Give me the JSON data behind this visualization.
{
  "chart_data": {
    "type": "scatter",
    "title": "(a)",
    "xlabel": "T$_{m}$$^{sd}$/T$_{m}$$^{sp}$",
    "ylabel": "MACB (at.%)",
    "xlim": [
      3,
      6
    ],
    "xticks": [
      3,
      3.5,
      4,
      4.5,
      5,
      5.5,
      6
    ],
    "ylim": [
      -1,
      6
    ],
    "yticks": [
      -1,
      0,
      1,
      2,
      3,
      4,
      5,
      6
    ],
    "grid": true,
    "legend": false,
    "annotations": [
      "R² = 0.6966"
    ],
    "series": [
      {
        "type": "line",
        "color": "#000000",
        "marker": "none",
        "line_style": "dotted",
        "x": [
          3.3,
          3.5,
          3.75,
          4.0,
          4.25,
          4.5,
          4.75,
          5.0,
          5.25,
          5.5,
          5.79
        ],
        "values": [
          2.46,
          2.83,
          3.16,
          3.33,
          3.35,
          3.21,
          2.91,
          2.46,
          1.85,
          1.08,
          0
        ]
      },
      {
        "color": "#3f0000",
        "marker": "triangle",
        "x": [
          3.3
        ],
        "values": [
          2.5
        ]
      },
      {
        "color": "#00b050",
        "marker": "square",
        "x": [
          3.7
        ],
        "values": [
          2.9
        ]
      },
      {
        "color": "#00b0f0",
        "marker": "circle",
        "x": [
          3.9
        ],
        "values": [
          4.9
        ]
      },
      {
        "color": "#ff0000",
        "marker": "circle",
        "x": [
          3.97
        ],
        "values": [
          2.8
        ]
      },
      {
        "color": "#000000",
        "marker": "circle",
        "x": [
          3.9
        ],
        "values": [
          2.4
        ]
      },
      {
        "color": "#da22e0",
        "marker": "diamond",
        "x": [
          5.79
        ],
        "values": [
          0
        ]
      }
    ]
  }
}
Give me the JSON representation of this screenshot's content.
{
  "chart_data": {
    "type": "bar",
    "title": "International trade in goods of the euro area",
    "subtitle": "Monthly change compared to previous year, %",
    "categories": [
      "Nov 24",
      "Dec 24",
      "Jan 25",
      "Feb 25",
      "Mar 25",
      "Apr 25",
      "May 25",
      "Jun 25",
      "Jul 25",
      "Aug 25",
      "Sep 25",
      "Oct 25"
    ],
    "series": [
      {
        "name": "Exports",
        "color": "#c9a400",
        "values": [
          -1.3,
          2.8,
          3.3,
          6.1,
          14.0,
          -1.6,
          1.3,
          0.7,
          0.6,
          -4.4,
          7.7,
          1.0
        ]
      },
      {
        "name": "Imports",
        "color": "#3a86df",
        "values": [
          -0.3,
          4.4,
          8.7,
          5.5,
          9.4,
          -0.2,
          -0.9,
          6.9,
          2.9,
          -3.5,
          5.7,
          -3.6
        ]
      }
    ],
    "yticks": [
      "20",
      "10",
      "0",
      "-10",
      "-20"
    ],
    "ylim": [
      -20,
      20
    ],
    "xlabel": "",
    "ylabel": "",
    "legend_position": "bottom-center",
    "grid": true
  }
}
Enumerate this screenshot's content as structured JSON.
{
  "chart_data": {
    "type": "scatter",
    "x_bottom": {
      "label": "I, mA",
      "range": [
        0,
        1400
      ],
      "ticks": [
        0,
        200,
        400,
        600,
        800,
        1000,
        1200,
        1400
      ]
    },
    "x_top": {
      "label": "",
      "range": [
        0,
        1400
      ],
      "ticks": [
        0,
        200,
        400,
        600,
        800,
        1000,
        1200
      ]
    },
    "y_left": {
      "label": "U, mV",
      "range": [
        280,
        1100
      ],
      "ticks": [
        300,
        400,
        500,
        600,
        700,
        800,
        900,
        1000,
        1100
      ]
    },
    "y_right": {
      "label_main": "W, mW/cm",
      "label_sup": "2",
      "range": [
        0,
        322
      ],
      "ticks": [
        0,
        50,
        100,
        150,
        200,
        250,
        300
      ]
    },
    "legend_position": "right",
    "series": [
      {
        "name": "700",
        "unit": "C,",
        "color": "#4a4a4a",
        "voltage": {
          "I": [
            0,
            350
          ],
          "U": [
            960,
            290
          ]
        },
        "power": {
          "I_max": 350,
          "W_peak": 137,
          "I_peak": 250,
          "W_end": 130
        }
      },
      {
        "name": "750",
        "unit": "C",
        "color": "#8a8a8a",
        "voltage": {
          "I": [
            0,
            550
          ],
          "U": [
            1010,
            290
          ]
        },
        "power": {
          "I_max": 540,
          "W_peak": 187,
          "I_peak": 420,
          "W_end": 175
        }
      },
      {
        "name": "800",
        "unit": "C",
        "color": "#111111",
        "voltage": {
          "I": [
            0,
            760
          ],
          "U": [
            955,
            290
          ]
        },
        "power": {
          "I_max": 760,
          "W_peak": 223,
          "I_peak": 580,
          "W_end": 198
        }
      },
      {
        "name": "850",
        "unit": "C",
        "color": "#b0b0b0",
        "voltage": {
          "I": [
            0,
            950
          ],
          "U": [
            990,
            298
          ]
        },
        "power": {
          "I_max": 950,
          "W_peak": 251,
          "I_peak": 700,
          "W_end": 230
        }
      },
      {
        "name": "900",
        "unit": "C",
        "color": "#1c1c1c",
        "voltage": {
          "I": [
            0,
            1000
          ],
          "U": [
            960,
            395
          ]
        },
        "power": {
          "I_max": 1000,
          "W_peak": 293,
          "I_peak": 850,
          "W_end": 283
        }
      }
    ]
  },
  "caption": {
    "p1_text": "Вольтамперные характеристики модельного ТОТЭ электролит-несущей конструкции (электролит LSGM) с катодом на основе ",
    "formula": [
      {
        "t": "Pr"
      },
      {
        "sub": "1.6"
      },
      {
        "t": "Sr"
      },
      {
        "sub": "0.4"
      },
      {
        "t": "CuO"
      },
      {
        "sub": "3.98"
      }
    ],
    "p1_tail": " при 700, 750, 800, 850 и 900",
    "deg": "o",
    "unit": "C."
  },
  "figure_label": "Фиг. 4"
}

= = = = = = =

* PROBLEM TO SOLVE: Go through the records and gather the lines that hold "this".

* ANSWER TO THE PROBLEM:
Give me the JSON data behind this visualization.
Give me the JSON representation of this screenshot's content.
Enumerate this screenshot's content as structured JSON.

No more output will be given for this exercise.